Work instruction: Could you copy every line of the data that contains "mRNA"?

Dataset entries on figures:
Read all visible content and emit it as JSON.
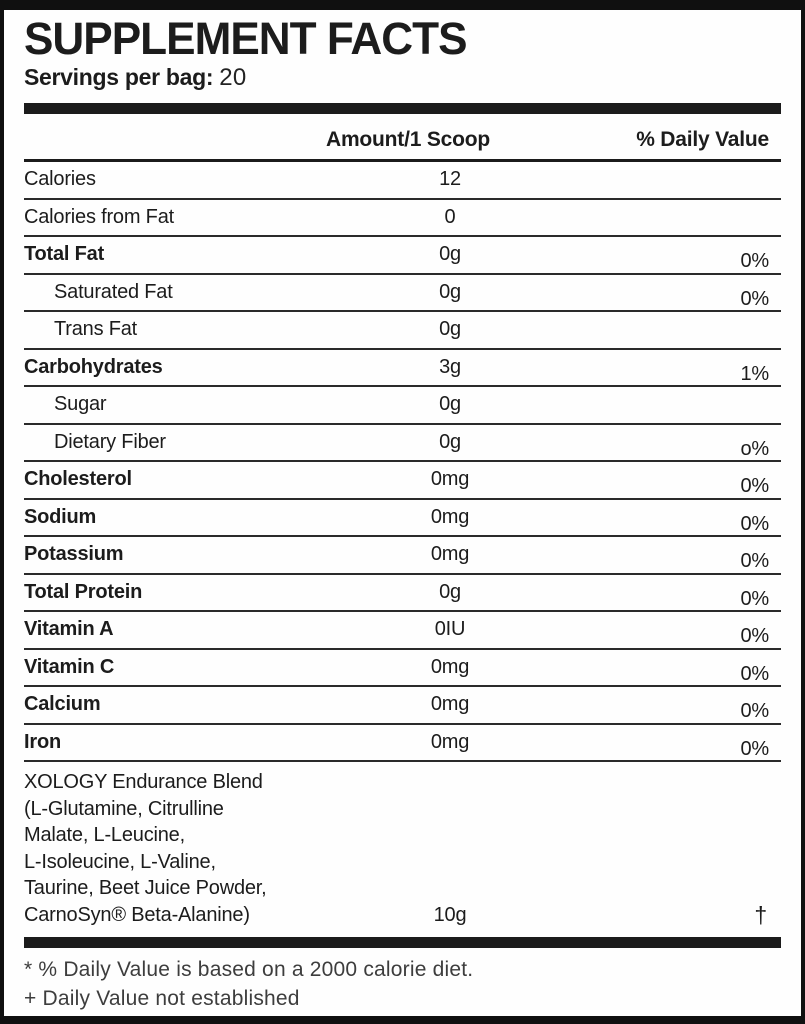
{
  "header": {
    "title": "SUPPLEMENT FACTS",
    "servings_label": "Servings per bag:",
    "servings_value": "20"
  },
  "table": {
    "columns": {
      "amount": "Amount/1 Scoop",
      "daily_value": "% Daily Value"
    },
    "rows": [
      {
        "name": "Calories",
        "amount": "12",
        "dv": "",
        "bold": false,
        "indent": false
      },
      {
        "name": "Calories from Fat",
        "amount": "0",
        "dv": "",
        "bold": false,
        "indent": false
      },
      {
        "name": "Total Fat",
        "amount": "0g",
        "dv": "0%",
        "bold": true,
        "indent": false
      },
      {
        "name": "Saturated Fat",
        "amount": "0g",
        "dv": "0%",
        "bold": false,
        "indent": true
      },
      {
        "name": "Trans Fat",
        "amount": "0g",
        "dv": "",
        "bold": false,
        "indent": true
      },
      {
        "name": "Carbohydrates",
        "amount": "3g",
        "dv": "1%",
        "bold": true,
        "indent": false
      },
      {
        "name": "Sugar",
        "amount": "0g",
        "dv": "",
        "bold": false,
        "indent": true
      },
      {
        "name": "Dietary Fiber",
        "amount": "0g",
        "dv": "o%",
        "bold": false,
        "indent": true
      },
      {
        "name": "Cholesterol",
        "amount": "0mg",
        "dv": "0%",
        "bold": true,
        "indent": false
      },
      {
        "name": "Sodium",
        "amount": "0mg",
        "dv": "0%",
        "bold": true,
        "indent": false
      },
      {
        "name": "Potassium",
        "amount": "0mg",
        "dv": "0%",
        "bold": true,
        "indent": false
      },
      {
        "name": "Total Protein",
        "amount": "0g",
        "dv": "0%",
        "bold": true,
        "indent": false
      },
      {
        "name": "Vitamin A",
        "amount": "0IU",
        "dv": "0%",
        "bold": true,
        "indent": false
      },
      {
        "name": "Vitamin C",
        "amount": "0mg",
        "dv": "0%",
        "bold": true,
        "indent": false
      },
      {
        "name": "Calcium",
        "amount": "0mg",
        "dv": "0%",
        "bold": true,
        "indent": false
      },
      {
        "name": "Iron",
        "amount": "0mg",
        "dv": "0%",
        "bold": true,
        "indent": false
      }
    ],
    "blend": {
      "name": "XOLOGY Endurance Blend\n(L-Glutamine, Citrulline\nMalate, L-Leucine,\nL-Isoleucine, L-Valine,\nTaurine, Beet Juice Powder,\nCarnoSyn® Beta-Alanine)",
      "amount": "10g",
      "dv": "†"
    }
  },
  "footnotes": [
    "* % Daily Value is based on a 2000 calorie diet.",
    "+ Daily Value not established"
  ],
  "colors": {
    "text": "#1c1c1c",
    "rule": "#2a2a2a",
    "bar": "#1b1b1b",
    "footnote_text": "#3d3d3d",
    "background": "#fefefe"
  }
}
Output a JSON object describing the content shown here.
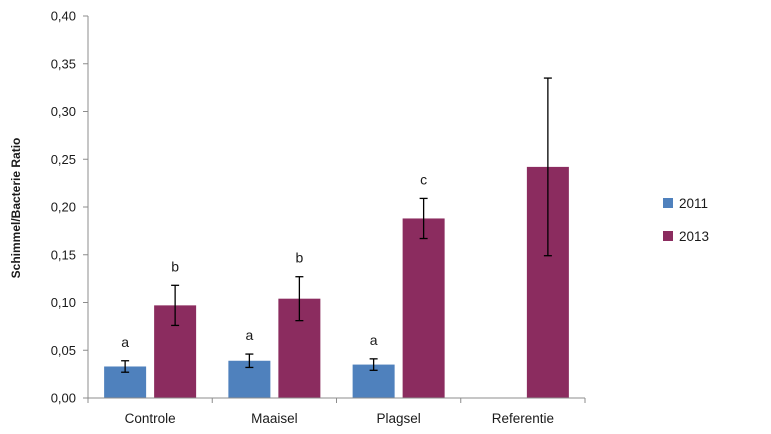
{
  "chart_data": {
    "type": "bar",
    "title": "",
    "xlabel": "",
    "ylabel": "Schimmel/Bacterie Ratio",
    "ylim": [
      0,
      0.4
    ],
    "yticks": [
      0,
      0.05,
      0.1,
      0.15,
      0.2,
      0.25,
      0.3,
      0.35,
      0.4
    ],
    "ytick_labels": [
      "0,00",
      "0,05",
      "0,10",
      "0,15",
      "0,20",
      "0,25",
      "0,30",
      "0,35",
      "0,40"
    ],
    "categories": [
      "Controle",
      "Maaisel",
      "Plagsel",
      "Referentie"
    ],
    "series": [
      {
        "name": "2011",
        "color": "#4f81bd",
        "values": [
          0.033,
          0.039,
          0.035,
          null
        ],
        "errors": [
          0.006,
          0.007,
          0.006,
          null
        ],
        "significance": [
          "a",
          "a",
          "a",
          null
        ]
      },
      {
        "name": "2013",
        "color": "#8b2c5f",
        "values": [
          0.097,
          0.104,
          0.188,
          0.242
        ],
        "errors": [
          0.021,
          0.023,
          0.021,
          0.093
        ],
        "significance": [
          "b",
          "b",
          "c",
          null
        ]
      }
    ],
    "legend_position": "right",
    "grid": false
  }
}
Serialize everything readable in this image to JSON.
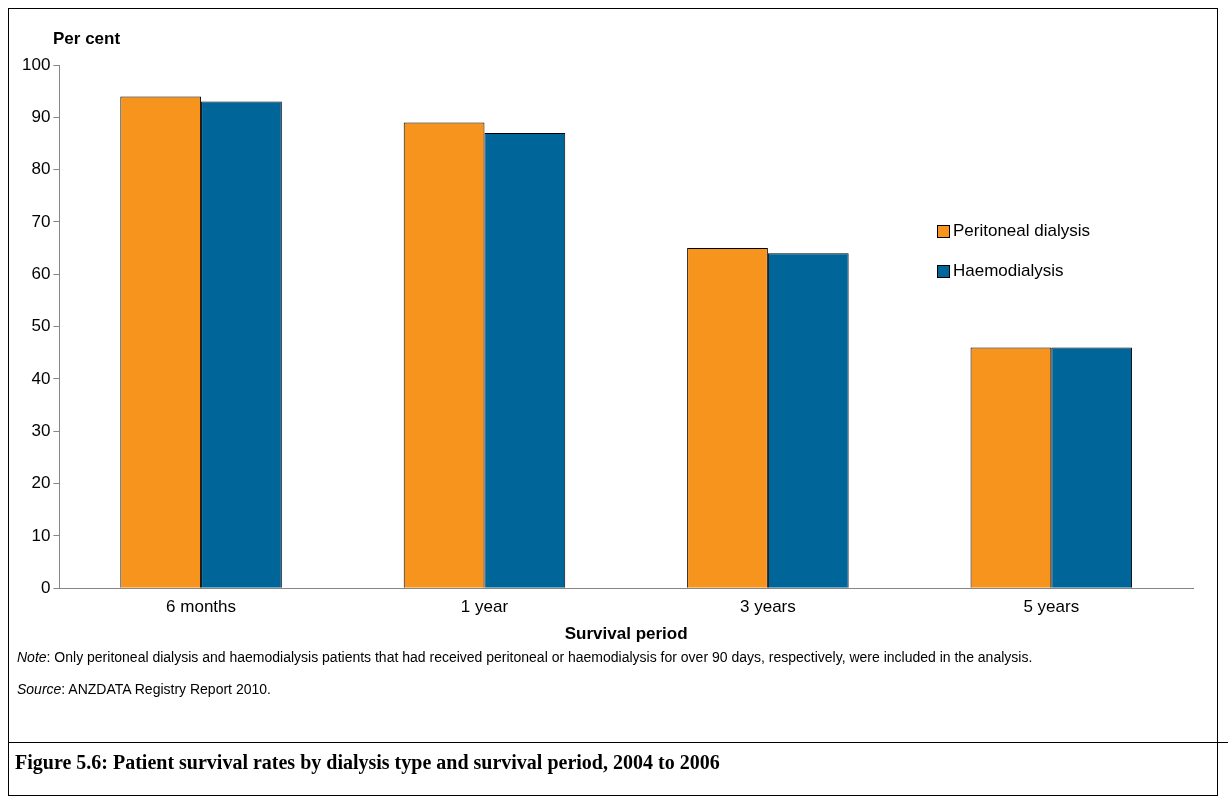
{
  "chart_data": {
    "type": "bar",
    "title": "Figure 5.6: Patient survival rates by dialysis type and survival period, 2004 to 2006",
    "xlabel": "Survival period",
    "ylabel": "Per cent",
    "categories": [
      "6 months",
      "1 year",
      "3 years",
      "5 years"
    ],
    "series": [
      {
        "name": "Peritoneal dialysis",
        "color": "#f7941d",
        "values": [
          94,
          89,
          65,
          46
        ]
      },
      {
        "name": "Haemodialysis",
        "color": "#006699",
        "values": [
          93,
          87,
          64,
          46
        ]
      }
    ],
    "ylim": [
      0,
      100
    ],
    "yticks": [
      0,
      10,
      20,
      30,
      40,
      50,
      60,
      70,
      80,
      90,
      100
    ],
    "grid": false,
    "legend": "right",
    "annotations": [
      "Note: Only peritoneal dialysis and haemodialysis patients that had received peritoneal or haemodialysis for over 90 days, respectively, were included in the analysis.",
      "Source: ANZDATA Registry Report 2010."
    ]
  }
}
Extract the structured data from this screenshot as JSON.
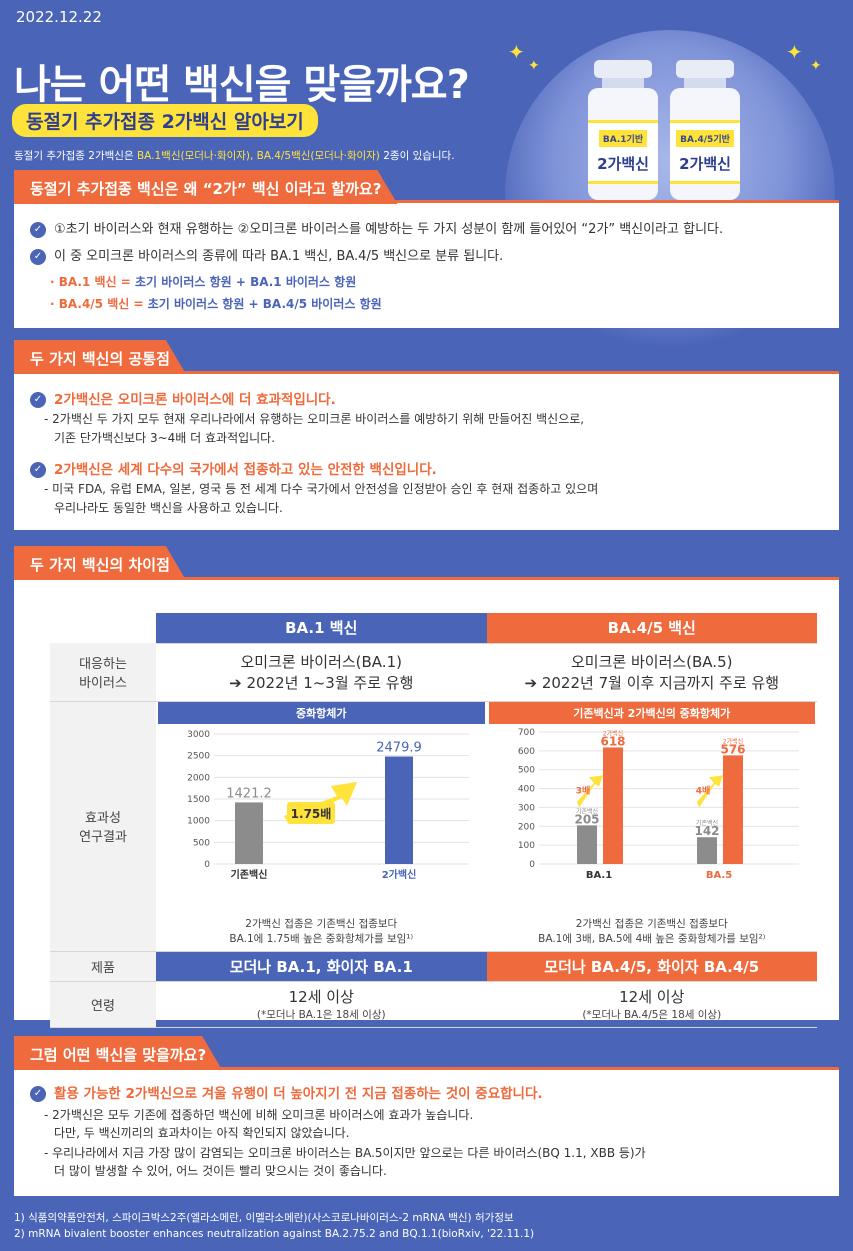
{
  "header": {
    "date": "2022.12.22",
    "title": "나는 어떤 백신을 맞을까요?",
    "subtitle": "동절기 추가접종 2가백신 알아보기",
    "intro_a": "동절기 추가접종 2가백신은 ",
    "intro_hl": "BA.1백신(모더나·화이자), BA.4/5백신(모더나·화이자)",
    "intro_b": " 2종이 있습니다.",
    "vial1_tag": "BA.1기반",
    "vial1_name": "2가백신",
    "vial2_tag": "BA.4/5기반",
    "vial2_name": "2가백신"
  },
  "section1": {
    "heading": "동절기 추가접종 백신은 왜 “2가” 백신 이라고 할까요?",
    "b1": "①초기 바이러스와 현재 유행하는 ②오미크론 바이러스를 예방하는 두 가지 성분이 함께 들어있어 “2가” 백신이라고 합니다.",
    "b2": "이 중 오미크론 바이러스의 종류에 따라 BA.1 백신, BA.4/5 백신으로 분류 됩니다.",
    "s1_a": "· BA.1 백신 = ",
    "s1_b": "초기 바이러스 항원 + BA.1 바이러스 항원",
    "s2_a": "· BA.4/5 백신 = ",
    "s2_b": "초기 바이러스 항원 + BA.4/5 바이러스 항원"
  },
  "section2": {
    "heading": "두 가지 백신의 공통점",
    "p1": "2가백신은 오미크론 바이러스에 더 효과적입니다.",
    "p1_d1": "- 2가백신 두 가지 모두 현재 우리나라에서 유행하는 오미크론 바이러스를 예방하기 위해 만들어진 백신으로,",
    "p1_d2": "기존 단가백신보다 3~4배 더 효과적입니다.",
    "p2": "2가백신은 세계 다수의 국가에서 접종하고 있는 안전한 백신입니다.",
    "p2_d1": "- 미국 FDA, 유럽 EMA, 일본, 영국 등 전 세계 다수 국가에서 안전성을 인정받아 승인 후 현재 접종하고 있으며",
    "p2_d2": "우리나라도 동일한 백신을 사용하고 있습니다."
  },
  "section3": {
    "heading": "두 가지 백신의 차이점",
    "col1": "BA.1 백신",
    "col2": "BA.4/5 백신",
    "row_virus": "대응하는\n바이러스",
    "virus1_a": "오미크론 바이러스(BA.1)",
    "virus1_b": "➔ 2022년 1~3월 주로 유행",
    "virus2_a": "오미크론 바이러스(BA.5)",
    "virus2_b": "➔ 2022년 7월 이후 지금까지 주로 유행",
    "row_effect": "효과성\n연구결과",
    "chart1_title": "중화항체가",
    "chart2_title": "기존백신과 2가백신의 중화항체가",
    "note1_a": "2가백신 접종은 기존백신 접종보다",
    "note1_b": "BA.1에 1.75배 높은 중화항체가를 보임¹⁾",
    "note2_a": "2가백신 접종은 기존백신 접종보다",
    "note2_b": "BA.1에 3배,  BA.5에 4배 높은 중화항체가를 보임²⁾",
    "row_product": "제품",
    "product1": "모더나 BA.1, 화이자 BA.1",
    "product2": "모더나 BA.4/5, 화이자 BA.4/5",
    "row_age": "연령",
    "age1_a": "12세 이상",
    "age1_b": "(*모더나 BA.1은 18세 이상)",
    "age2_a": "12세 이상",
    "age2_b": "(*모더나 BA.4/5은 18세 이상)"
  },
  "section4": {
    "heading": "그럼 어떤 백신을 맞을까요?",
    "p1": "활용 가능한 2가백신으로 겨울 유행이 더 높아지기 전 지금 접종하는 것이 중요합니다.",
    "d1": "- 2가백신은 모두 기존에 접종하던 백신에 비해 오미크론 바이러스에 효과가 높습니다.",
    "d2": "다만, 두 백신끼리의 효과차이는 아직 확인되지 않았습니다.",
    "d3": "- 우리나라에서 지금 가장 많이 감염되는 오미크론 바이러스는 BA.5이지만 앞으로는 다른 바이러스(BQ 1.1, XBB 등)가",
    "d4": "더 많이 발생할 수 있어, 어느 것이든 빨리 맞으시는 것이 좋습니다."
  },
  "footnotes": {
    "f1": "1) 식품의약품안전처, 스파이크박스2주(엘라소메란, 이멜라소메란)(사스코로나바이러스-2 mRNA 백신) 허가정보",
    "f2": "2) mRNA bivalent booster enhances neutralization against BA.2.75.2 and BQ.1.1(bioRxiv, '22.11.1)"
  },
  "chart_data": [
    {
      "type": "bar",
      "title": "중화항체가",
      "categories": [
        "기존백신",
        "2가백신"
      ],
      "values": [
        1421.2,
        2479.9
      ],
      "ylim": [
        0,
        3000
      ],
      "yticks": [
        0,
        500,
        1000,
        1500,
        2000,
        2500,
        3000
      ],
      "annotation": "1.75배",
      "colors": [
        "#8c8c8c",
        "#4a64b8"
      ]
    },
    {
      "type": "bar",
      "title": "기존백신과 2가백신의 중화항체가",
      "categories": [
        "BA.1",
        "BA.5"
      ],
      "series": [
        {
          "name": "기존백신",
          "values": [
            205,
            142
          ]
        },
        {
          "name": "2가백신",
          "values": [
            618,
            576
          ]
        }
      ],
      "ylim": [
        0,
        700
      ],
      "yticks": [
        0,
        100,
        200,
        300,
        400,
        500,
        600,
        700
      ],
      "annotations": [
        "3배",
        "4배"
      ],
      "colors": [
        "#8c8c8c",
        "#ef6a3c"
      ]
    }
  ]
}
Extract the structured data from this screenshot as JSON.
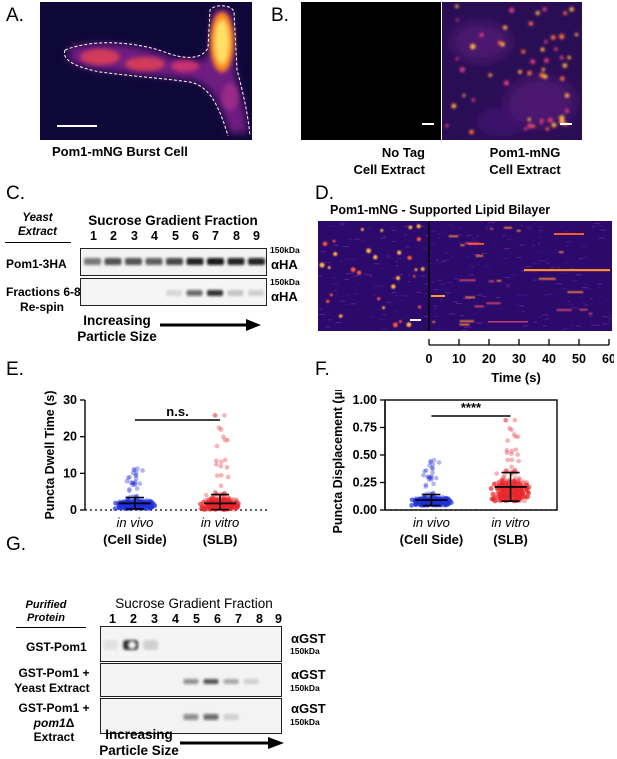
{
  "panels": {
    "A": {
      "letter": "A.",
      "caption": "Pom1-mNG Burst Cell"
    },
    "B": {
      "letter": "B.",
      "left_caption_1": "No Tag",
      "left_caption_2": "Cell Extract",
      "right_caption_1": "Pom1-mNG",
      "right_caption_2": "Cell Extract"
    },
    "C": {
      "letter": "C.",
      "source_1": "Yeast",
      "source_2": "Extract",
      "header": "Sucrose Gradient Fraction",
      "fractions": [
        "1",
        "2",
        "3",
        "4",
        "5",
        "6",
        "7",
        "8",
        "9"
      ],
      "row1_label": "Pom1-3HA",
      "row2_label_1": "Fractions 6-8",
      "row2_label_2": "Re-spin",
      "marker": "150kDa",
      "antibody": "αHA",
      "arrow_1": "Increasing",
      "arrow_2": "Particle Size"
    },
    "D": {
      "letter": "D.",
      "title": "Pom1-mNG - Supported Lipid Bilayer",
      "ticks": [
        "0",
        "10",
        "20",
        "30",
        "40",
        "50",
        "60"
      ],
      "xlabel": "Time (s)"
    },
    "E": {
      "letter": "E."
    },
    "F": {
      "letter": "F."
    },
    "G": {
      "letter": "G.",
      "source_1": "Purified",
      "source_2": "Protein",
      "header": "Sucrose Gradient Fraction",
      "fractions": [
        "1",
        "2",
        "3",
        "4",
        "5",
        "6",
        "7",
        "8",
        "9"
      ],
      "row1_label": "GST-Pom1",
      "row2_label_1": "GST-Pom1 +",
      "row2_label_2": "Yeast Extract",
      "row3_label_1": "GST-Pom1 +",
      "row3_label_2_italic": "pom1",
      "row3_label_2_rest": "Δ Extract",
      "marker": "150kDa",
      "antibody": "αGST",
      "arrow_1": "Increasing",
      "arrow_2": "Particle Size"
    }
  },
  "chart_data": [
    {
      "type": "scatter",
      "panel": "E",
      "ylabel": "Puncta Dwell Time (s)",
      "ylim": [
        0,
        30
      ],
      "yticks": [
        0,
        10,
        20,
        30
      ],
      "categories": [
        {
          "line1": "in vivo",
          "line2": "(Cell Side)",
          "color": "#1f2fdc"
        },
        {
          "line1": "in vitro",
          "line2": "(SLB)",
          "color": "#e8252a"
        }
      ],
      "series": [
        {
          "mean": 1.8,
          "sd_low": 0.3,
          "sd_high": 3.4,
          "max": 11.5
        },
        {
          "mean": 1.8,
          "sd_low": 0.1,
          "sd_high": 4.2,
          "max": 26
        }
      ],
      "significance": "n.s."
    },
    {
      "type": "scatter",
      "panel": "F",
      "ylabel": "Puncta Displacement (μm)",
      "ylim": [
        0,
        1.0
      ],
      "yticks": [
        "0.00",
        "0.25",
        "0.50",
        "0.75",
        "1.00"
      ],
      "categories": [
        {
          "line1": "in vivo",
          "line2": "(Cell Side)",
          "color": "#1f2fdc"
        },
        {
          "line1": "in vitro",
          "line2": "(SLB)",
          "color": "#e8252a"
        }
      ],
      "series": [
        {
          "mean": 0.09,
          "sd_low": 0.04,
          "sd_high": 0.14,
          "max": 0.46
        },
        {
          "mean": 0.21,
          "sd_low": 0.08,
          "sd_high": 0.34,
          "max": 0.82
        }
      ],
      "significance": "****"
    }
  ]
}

Solution to the problem:
    "f1": "1) 식품의약품안전처, 스파이크박스2주(엘라소메란, 이멜라소메란)(사스코로나바이러스-2 mRNA 백신) 허가정보",
    "f2": "2) mRNA bivalent booster enhances neutralization against BA.2.75.2 and BQ.1.1(bioRxiv, '22.11.1)"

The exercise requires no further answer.